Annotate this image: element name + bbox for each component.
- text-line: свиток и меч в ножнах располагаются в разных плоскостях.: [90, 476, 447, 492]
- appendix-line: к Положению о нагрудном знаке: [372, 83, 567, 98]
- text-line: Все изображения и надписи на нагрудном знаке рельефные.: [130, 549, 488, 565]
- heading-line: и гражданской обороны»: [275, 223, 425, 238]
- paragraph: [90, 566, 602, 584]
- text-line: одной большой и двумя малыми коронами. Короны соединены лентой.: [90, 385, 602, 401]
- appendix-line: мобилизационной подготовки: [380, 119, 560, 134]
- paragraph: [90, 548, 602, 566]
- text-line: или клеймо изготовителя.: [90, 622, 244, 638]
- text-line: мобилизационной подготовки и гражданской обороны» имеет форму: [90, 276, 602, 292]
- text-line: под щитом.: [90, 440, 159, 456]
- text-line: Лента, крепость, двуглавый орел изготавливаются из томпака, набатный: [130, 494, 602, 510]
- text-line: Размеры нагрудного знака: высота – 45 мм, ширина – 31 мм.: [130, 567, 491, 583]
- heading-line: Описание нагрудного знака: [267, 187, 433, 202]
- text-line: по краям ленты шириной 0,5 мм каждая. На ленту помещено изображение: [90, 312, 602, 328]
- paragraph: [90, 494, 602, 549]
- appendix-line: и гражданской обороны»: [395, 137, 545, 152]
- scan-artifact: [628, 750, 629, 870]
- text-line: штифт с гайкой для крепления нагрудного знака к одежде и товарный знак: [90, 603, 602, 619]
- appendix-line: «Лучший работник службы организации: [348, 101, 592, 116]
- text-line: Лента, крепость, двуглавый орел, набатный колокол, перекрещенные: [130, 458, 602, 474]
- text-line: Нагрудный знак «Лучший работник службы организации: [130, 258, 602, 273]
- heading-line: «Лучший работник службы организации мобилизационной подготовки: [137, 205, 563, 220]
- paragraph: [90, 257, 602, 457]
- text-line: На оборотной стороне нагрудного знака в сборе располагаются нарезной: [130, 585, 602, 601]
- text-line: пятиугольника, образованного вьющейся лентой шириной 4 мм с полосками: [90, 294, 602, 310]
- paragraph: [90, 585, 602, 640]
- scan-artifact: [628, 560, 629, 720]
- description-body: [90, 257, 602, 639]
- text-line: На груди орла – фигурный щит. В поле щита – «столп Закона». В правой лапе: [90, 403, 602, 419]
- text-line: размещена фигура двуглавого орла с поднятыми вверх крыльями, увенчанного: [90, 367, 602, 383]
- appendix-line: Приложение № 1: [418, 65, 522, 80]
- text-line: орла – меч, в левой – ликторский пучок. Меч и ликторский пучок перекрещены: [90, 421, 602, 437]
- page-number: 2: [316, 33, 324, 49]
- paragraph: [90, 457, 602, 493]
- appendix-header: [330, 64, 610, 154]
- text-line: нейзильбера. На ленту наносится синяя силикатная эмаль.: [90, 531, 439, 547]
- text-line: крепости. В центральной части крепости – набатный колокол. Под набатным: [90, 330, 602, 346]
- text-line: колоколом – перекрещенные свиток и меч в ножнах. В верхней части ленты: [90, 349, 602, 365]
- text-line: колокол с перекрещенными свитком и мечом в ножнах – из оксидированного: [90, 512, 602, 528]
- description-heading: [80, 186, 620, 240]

--- DIRECTION ---
Extract the rows verbatim, starting at the first row and ending at the row that contains "- appendix-line: мобилизационной", with both of those rows included.

--- THE ANSWER ---
Annotate this image: element name + bbox for each component.
- text-line: свиток и меч в ножнах располагаются в разных плоскостях.: [90, 476, 447, 492]
- appendix-line: к Положению о нагрудном знаке: [372, 83, 567, 98]
- text-line: Все изображения и надписи на нагрудном знаке рельефные.: [130, 549, 488, 565]
- heading-line: и гражданской обороны»: [275, 223, 425, 238]
- paragraph: [90, 566, 602, 584]
- text-line: одной большой и двумя малыми коронами. Короны соединены лентой.: [90, 385, 602, 401]
- appendix-line: мобилизационной подготовки: [380, 119, 560, 134]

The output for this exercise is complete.